Task goal ▸
Say how many lines contain "мощности"; the answer is the number alone.

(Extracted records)
##########

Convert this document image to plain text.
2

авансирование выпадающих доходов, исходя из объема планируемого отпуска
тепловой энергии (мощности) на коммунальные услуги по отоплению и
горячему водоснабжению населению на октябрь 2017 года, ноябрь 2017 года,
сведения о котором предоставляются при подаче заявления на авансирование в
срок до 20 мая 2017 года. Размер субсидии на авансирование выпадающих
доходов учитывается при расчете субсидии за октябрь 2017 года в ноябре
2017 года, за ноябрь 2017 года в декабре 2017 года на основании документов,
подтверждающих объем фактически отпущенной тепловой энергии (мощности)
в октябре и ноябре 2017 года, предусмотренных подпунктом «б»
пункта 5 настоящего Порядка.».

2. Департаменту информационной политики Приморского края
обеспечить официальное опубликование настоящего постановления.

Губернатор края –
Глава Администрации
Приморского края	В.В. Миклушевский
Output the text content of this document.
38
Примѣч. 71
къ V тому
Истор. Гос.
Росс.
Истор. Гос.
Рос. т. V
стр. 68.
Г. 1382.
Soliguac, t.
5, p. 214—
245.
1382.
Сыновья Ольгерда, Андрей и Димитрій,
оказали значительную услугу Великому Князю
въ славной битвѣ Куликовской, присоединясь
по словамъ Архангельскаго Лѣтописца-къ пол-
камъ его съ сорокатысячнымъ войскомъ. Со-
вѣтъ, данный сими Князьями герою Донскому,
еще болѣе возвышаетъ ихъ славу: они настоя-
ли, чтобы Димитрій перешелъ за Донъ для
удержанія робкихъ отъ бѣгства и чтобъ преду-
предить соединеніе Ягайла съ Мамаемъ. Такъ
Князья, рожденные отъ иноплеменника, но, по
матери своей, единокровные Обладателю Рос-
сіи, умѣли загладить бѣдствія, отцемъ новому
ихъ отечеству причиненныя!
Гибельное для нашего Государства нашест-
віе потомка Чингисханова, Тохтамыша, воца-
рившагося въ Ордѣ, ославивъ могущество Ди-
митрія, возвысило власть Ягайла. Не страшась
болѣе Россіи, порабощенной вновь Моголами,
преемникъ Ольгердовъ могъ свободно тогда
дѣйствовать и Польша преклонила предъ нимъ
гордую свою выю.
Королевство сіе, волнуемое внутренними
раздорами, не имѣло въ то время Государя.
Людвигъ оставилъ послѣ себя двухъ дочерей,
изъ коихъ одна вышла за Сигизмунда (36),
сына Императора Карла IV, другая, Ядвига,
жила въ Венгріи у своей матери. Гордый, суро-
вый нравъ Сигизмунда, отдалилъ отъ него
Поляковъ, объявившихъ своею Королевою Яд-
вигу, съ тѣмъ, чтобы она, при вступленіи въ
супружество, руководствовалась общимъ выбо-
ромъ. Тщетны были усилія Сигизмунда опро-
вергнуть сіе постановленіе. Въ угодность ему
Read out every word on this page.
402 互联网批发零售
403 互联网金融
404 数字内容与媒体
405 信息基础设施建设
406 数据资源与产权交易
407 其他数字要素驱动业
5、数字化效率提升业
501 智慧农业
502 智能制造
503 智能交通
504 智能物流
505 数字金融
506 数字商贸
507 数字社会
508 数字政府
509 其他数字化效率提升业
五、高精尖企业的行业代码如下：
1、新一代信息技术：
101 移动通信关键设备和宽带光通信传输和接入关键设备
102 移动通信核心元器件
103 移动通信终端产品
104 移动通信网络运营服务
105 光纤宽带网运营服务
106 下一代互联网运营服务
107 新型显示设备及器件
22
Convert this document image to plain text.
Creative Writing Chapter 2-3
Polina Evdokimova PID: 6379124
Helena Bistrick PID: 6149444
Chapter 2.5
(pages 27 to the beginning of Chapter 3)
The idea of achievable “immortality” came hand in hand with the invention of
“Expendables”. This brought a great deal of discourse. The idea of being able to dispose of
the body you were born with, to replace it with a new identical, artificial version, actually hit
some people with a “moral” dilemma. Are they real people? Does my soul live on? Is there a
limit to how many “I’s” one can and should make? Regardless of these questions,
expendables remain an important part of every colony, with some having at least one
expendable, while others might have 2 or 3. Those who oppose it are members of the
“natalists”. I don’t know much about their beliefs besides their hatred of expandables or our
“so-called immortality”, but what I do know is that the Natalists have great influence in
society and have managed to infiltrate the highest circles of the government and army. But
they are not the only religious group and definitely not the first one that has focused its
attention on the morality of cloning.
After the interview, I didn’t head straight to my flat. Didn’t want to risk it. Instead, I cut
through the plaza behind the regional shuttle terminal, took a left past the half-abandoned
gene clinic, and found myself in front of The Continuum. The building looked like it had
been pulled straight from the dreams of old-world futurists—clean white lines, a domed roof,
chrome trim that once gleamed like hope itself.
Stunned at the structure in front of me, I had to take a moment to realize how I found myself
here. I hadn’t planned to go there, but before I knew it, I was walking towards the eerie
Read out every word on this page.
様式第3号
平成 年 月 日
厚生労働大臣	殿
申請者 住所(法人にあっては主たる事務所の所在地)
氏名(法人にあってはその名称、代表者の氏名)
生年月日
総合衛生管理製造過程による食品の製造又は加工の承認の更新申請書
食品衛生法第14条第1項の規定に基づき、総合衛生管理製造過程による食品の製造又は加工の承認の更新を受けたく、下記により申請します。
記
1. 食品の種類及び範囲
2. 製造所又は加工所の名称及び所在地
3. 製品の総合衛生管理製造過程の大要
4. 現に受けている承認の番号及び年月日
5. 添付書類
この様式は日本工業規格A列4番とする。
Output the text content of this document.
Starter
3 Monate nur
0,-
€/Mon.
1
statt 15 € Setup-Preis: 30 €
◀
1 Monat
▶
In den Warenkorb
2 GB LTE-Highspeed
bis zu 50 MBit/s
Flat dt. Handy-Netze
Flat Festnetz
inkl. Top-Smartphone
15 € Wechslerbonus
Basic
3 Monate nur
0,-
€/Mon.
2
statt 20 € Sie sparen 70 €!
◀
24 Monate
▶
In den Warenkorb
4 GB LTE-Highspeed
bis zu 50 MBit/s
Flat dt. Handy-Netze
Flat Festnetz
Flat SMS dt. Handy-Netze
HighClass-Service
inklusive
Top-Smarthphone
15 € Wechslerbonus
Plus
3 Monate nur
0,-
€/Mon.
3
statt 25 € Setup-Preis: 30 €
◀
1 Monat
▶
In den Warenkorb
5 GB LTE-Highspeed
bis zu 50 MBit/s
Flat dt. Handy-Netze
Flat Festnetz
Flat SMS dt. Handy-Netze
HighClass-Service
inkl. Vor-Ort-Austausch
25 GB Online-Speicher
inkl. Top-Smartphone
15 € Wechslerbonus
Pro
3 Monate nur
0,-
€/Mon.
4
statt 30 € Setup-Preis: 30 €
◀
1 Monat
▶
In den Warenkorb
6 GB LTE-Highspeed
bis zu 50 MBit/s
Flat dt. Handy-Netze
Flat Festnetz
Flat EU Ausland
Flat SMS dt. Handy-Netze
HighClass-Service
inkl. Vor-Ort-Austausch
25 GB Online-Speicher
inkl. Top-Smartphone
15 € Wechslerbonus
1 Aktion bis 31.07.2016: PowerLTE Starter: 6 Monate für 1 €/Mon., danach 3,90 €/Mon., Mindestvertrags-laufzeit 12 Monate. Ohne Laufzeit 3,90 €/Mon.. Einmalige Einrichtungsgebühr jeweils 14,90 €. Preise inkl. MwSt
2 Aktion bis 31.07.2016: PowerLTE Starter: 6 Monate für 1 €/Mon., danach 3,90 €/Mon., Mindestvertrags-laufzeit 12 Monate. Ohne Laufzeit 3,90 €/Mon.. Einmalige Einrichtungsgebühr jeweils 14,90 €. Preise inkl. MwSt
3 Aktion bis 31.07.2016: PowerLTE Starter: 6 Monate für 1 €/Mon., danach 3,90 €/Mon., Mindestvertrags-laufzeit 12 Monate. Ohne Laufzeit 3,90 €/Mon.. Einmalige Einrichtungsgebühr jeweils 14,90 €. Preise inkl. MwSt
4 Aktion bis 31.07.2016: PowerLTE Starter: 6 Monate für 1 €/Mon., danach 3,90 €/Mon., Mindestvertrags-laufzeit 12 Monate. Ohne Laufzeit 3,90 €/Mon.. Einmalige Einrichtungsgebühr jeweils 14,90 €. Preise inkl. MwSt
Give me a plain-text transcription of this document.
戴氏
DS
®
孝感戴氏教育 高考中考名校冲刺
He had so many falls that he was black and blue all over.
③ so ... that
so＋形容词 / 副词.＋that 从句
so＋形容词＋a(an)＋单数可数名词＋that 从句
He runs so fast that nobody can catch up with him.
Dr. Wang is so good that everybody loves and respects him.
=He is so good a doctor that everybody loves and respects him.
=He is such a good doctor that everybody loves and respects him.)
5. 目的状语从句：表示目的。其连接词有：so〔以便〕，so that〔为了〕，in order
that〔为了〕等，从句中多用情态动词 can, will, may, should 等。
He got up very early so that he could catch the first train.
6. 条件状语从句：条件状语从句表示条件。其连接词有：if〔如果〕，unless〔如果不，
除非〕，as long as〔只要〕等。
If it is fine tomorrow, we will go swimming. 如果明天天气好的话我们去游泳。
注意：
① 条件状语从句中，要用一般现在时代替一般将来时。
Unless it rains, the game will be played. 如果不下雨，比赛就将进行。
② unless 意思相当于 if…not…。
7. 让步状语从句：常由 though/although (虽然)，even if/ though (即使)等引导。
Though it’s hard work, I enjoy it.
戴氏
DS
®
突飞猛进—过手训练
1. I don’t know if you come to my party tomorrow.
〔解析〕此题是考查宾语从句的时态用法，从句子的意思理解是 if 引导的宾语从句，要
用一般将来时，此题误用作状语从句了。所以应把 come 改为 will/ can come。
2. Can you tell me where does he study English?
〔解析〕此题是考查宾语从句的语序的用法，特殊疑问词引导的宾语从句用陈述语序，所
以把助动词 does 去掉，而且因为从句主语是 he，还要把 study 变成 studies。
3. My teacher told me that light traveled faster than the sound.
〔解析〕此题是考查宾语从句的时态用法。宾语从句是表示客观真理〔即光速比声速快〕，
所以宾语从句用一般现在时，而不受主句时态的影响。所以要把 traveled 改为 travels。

##########

Complete answer ▸
2